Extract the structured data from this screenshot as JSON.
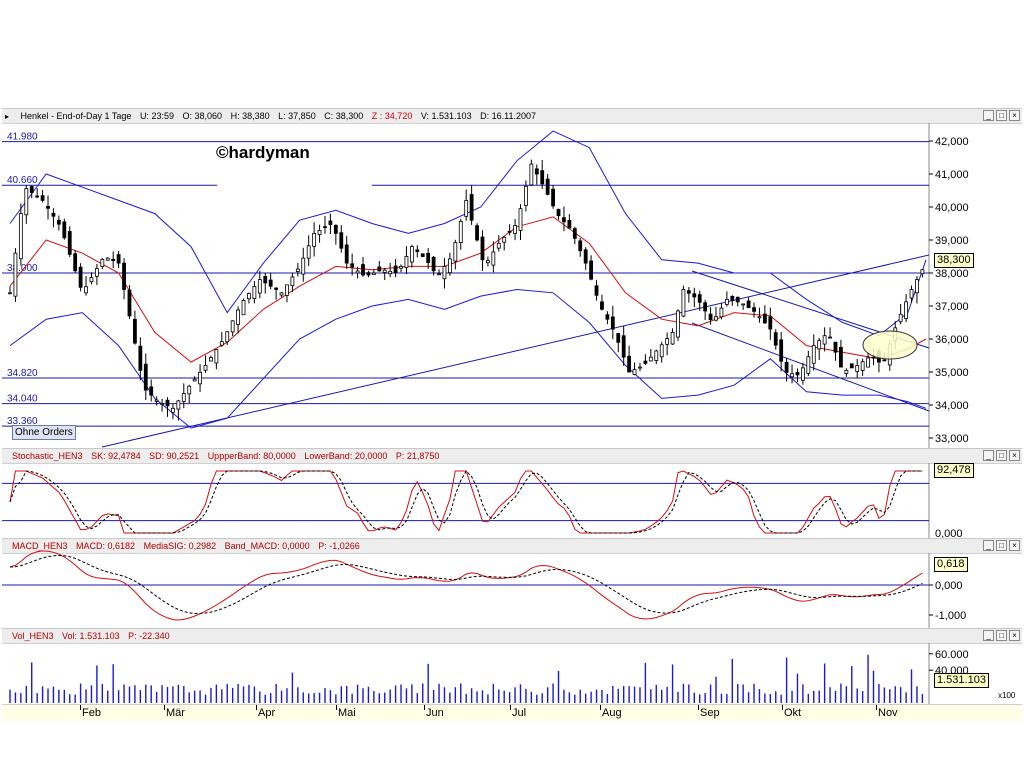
{
  "price_header": {
    "name": "Henkel - End-of-Day 1 Tage",
    "u_label": "U:",
    "u_value": "23:59",
    "o_label": "O:",
    "o_value": "38,060",
    "h_label": "H:",
    "h_value": "38,380",
    "l_label": "L:",
    "l_value": "37,850",
    "c_label": "C:",
    "c_value": "38,300",
    "z_label": "Z :",
    "z_value": "34,720",
    "v_label": "V:",
    "v_value": "1.531.103",
    "d_label": "D:",
    "d_value": "16.11.2007"
  },
  "stoch_header": {
    "name": "Stochastic_HEN3",
    "sk": "SK: 92,4784",
    "sd": "SD: 90,2521",
    "upper": "UppperBand: 80,0000",
    "lower": "LowerBand: 20,0000",
    "p": "P: 21,8750"
  },
  "macd_header": {
    "name": "MACD_HEN3",
    "macd": "MACD: 0,6182",
    "sig": "MediaSIG: 0,2982",
    "band": "Band_MACD: 0,0000",
    "p": "P: -1,0266"
  },
  "vol_header": {
    "name": "Vol_HEN3",
    "vol": "Vol: 1.531.103",
    "p": "P: -22.340"
  },
  "window_buttons": {
    "min": "_",
    "max": "□",
    "close": "×"
  },
  "copyright": "©hardyman",
  "ohne_orders": "Ohne Orders",
  "price_axis_ticks": [
    "42,000",
    "41,000",
    "40,000",
    "39,000",
    "38,000",
    "37,000",
    "36,000",
    "35,000",
    "34,000",
    "33,000"
  ],
  "price_levels": [
    "41.980",
    "40.660",
    "38.000",
    "34.820",
    "34.040",
    "33.360"
  ],
  "last_price": "38,300",
  "stoch_ticks": [
    "92,478",
    "0,000"
  ],
  "macd_ticks": [
    "0,618",
    "0,000",
    "-1,000"
  ],
  "vol_ticks": [
    "60.000",
    "40.000",
    "1.531.103"
  ],
  "vol_scale": "x100",
  "months": [
    "Feb",
    "Mär",
    "Apr",
    "Mai",
    "Jun",
    "Jul",
    "Aug",
    "Sep",
    "Okt",
    "Nov"
  ],
  "colors": {
    "candles": "#000000",
    "bollinger": "#1a1ad0",
    "ma": "#d01010",
    "level": "#1a1aa8",
    "macd": "#d01010",
    "signal": "#000000",
    "volume": "#1a1ad0",
    "ellipse": "#ffffcc"
  },
  "chart_data": {
    "type": "line",
    "series_note": "candlestick price series with Bollinger bands, moving average, Stochastic, MACD and volume",
    "yrange": [
      33,
      42
    ],
    "levels": [
      41.98,
      40.66,
      38.0,
      34.82,
      34.04,
      33.36
    ],
    "price_path": [
      [
        0,
        37.4
      ],
      [
        8,
        40.6
      ],
      [
        18,
        40.2
      ],
      [
        28,
        39.4
      ],
      [
        40,
        37.4
      ],
      [
        52,
        38.5
      ],
      [
        60,
        38.3
      ],
      [
        66,
        36.7
      ],
      [
        74,
        34.5
      ],
      [
        82,
        34.1
      ],
      [
        90,
        33.9
      ],
      [
        98,
        34.5
      ],
      [
        108,
        35.2
      ],
      [
        118,
        36.0
      ],
      [
        128,
        37.1
      ],
      [
        138,
        37.8
      ],
      [
        150,
        37.4
      ],
      [
        160,
        38.2
      ],
      [
        168,
        39.2
      ],
      [
        178,
        39.5
      ],
      [
        186,
        38.3
      ],
      [
        196,
        37.9
      ],
      [
        206,
        38.1
      ],
      [
        214,
        38.0
      ],
      [
        222,
        38.8
      ],
      [
        230,
        38.4
      ],
      [
        236,
        37.9
      ],
      [
        244,
        38.5
      ],
      [
        252,
        40.2
      ],
      [
        262,
        38.2
      ],
      [
        270,
        38.9
      ],
      [
        280,
        39.5
      ],
      [
        288,
        41.3
      ],
      [
        296,
        40.5
      ],
      [
        302,
        39.8
      ],
      [
        310,
        39.3
      ],
      [
        318,
        38.3
      ],
      [
        326,
        37.0
      ],
      [
        334,
        36.2
      ],
      [
        342,
        35.0
      ],
      [
        350,
        35.2
      ],
      [
        358,
        35.7
      ],
      [
        366,
        36.2
      ],
      [
        372,
        37.5
      ],
      [
        380,
        37.2
      ],
      [
        388,
        36.5
      ],
      [
        396,
        37.2
      ],
      [
        404,
        37.1
      ],
      [
        412,
        36.8
      ],
      [
        420,
        36.3
      ],
      [
        428,
        35.0
      ],
      [
        436,
        34.9
      ],
      [
        444,
        35.8
      ],
      [
        452,
        36.2
      ],
      [
        460,
        35.0
      ],
      [
        468,
        35.2
      ],
      [
        476,
        35.5
      ],
      [
        482,
        35.2
      ],
      [
        490,
        36.5
      ],
      [
        498,
        37.5
      ],
      [
        506,
        38.3
      ]
    ],
    "ma_path": [
      [
        0,
        37.6
      ],
      [
        20,
        39.0
      ],
      [
        40,
        38.6
      ],
      [
        60,
        38.0
      ],
      [
        80,
        36.2
      ],
      [
        100,
        35.3
      ],
      [
        120,
        35.9
      ],
      [
        140,
        36.9
      ],
      [
        160,
        37.6
      ],
      [
        180,
        38.2
      ],
      [
        200,
        38.1
      ],
      [
        220,
        38.2
      ],
      [
        240,
        38.2
      ],
      [
        260,
        38.6
      ],
      [
        280,
        39.4
      ],
      [
        300,
        39.7
      ],
      [
        320,
        38.9
      ],
      [
        340,
        37.4
      ],
      [
        360,
        36.6
      ],
      [
        380,
        36.4
      ],
      [
        400,
        36.8
      ],
      [
        420,
        36.7
      ],
      [
        440,
        35.8
      ],
      [
        460,
        35.6
      ],
      [
        480,
        35.4
      ],
      [
        496,
        35.7
      ],
      [
        506,
        36.0
      ]
    ],
    "bb_upper": [
      [
        0,
        39.5
      ],
      [
        20,
        41.0
      ],
      [
        40,
        40.6
      ],
      [
        60,
        40.2
      ],
      [
        80,
        39.8
      ],
      [
        100,
        38.8
      ],
      [
        120,
        36.8
      ],
      [
        140,
        38.3
      ],
      [
        160,
        39.6
      ],
      [
        180,
        39.9
      ],
      [
        200,
        39.5
      ],
      [
        220,
        39.2
      ],
      [
        240,
        39.5
      ],
      [
        260,
        40.0
      ],
      [
        280,
        41.4
      ],
      [
        300,
        42.3
      ],
      [
        320,
        41.8
      ],
      [
        340,
        39.8
      ],
      [
        360,
        38.4
      ],
      [
        380,
        38.3
      ],
      [
        400,
        38.0
      ],
      [
        420,
        38.0
      ],
      [
        440,
        37.2
      ],
      [
        460,
        36.5
      ],
      [
        480,
        36.1
      ],
      [
        496,
        36.8
      ],
      [
        506,
        38.4
      ]
    ],
    "bb_lower": [
      [
        0,
        35.8
      ],
      [
        20,
        36.6
      ],
      [
        40,
        36.8
      ],
      [
        60,
        35.8
      ],
      [
        80,
        34.2
      ],
      [
        100,
        33.3
      ],
      [
        120,
        33.6
      ],
      [
        140,
        34.8
      ],
      [
        160,
        36.0
      ],
      [
        180,
        36.6
      ],
      [
        200,
        37.0
      ],
      [
        220,
        37.2
      ],
      [
        240,
        36.9
      ],
      [
        260,
        37.3
      ],
      [
        280,
        37.5
      ],
      [
        300,
        37.4
      ],
      [
        320,
        36.5
      ],
      [
        340,
        35.2
      ],
      [
        360,
        34.2
      ],
      [
        380,
        34.3
      ],
      [
        400,
        34.6
      ],
      [
        420,
        35.4
      ],
      [
        440,
        34.4
      ],
      [
        460,
        34.3
      ],
      [
        480,
        34.3
      ],
      [
        496,
        34.1
      ],
      [
        506,
        33.9
      ]
    ]
  }
}
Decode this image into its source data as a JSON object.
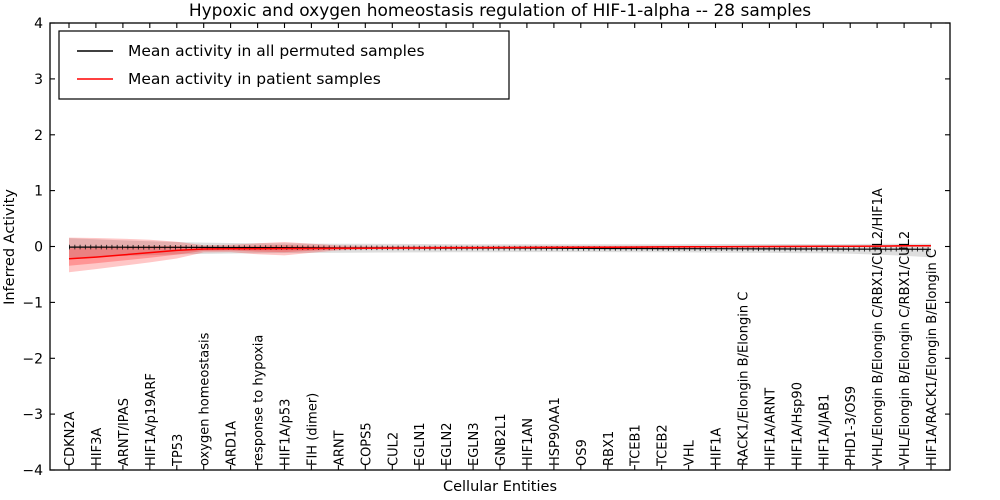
{
  "chart_data": {
    "type": "line",
    "title": "Hypoxic and oxygen homeostasis regulation of HIF-1-alpha -- 28 samples",
    "xlabel": "Cellular Entities",
    "ylabel": "Inferred Activity",
    "ylim": [
      -4,
      4
    ],
    "yticks": [
      -4,
      -3,
      -2,
      -1,
      0,
      1,
      2,
      3,
      4
    ],
    "grid": false,
    "legend": {
      "position": "upper left",
      "entries": [
        {
          "label": "Mean activity in all permuted samples",
          "color": "#000000"
        },
        {
          "label": "Mean activity in patient samples",
          "color": "#ff0000"
        }
      ]
    },
    "categories": [
      "CDKN2A",
      "HIF3A",
      "ARNT/IPAS",
      "HIF1A/p19ARF",
      "TP53",
      "oxygen homeostasis",
      "ARD1A",
      "response to hypoxia",
      "HIF1A/p53",
      "FIH (dimer)",
      "ARNT",
      "COPS5",
      "CUL2",
      "EGLN1",
      "EGLN2",
      "EGLN3",
      "GNB2L1",
      "HIF1AN",
      "HSP90AA1",
      "OS9",
      "RBX1",
      "TCEB1",
      "TCEB2",
      "VHL",
      "HIF1A",
      "RACK1/Elongin B/Elongin C",
      "HIF1A/ARNT",
      "HIF1A/Hsp90",
      "HIF1A/JAB1",
      "PHD1-3/OS9",
      "VHL/Elongin B/Elongin C/RBX1/CUL2/HIF1A",
      "VHL/Elongin B/Elongin C/RBX1/CUL2",
      "HIF1A/RACK1/Elongin B/Elongin C"
    ],
    "series": [
      {
        "name": "Mean activity in all permuted samples",
        "color": "#000000",
        "values": [
          -0.01,
          -0.011,
          -0.013,
          -0.014,
          -0.015,
          -0.016,
          -0.018,
          -0.019,
          -0.02,
          -0.021,
          -0.023,
          -0.024,
          -0.025,
          -0.026,
          -0.028,
          -0.029,
          -0.03,
          -0.031,
          -0.033,
          -0.034,
          -0.035,
          -0.036,
          -0.038,
          -0.039,
          -0.04,
          -0.041,
          -0.043,
          -0.044,
          -0.045,
          -0.046,
          -0.048,
          -0.049,
          -0.05
        ]
      },
      {
        "name": "Mean activity in patient samples",
        "color": "#ff0000",
        "values": [
          -0.22,
          -0.19,
          -0.15,
          -0.11,
          -0.07,
          -0.045,
          -0.04,
          -0.04,
          -0.038,
          -0.035,
          -0.032,
          -0.03,
          -0.028,
          -0.026,
          -0.024,
          -0.022,
          -0.02,
          -0.018,
          -0.016,
          -0.014,
          -0.012,
          -0.01,
          -0.008,
          -0.006,
          -0.004,
          -0.002,
          0.0,
          0.002,
          0.004,
          0.006,
          0.008,
          0.012,
          0.015
        ]
      }
    ],
    "bands": [
      {
        "name": "permuted-range",
        "color": "#000000",
        "opacity": 0.13,
        "upper": [
          0.15,
          0.13,
          0.11,
          0.095,
          0.08,
          0.07,
          0.062,
          0.058,
          0.055,
          0.052,
          0.05,
          0.048,
          0.046,
          0.044,
          0.043,
          0.042,
          0.041,
          0.04,
          0.04,
          0.04,
          0.04,
          0.041,
          0.042,
          0.043,
          0.044,
          0.045,
          0.045,
          0.044,
          0.043,
          0.045,
          0.048,
          0.05,
          0.052
        ],
        "lower": [
          -0.2,
          -0.185,
          -0.17,
          -0.155,
          -0.142,
          -0.132,
          -0.125,
          -0.12,
          -0.117,
          -0.114,
          -0.111,
          -0.109,
          -0.107,
          -0.105,
          -0.104,
          -0.103,
          -0.102,
          -0.101,
          -0.1,
          -0.1,
          -0.101,
          -0.102,
          -0.104,
          -0.106,
          -0.109,
          -0.112,
          -0.115,
          -0.118,
          -0.122,
          -0.13,
          -0.145,
          -0.165,
          -0.195
        ]
      },
      {
        "name": "patient-range-outer",
        "color": "#ff0000",
        "opacity": 0.22,
        "upper": [
          0.16,
          0.152,
          0.14,
          0.122,
          0.085,
          0.022,
          0.03,
          0.058,
          0.08,
          0.05,
          0.02,
          0.012,
          0.01,
          0.01,
          0.01,
          0.01,
          0.01,
          0.01,
          0.01,
          0.01,
          0.01,
          0.01,
          0.01,
          0.01,
          0.01,
          0.01,
          0.012,
          0.012,
          0.014,
          0.016,
          0.018,
          0.024,
          0.03
        ],
        "lower": [
          -0.46,
          -0.405,
          -0.345,
          -0.285,
          -0.215,
          -0.105,
          -0.1,
          -0.14,
          -0.16,
          -0.112,
          -0.07,
          -0.052,
          -0.048,
          -0.046,
          -0.044,
          -0.042,
          -0.04,
          -0.038,
          -0.036,
          -0.034,
          -0.032,
          -0.03,
          -0.028,
          -0.026,
          -0.024,
          -0.022,
          -0.02,
          -0.018,
          -0.016,
          -0.014,
          -0.012,
          -0.008,
          -0.004
        ]
      },
      {
        "name": "patient-range-inner",
        "color": "#ff0000",
        "opacity": 0.25,
        "upper": [
          -0.03,
          -0.02,
          -0.005,
          0.006,
          0.008,
          -0.012,
          -0.005,
          0.01,
          0.021,
          0.008,
          -0.006,
          -0.009,
          -0.009,
          -0.008,
          -0.007,
          -0.006,
          -0.005,
          -0.004,
          -0.003,
          -0.002,
          -0.001,
          0.0,
          0.001,
          0.002,
          0.003,
          0.004,
          0.006,
          0.007,
          0.009,
          0.011,
          0.013,
          0.018,
          0.023
        ],
        "lower": [
          -0.345,
          -0.3,
          -0.25,
          -0.2,
          -0.145,
          -0.078,
          -0.072,
          -0.092,
          -0.1,
          -0.075,
          -0.052,
          -0.044,
          -0.042,
          -0.04,
          -0.038,
          -0.036,
          -0.034,
          -0.032,
          -0.03,
          -0.028,
          -0.026,
          -0.024,
          -0.022,
          -0.02,
          -0.018,
          -0.016,
          -0.014,
          -0.012,
          -0.01,
          -0.008,
          -0.006,
          -0.002,
          0.002
        ]
      }
    ]
  }
}
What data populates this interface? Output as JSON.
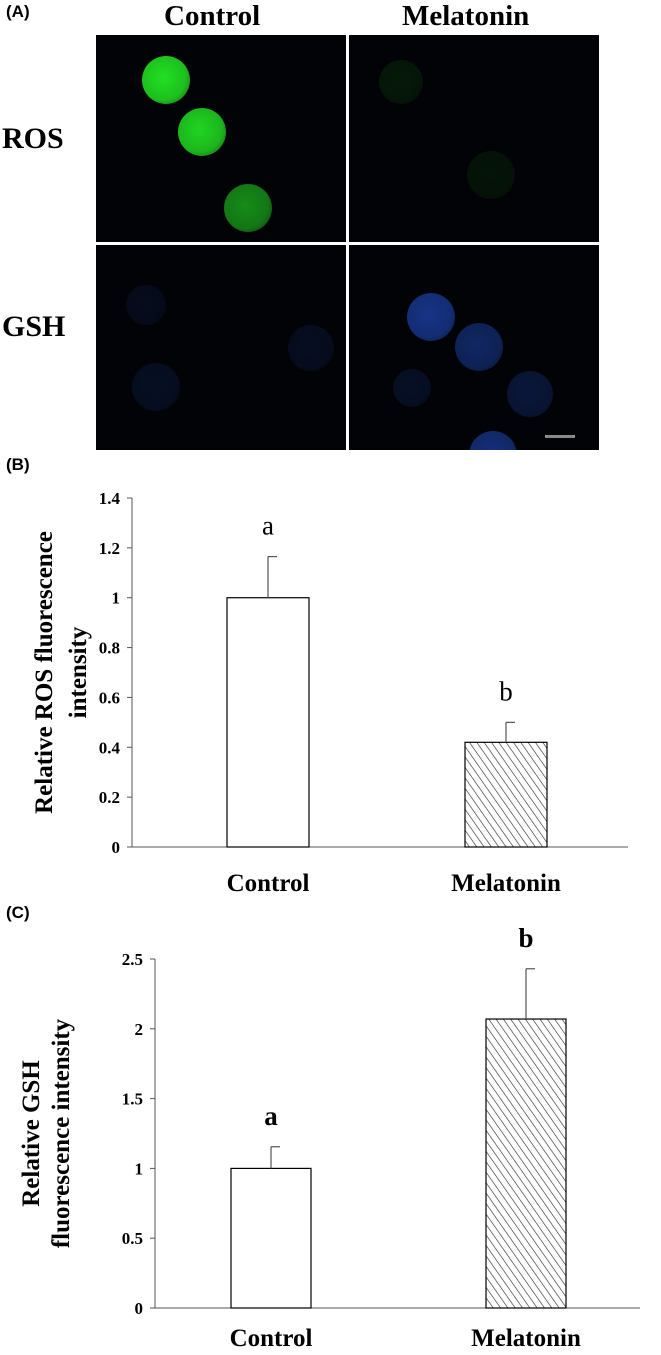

==============================

Set problem: Scan the material above. Copy each line where "homeostasis" occurs.

Problem solution:
    "title": "Hypoxic and oxygen homeostasis regulation of HIF-1-alpha -- 28 samples",
      "oxygen homeostasis",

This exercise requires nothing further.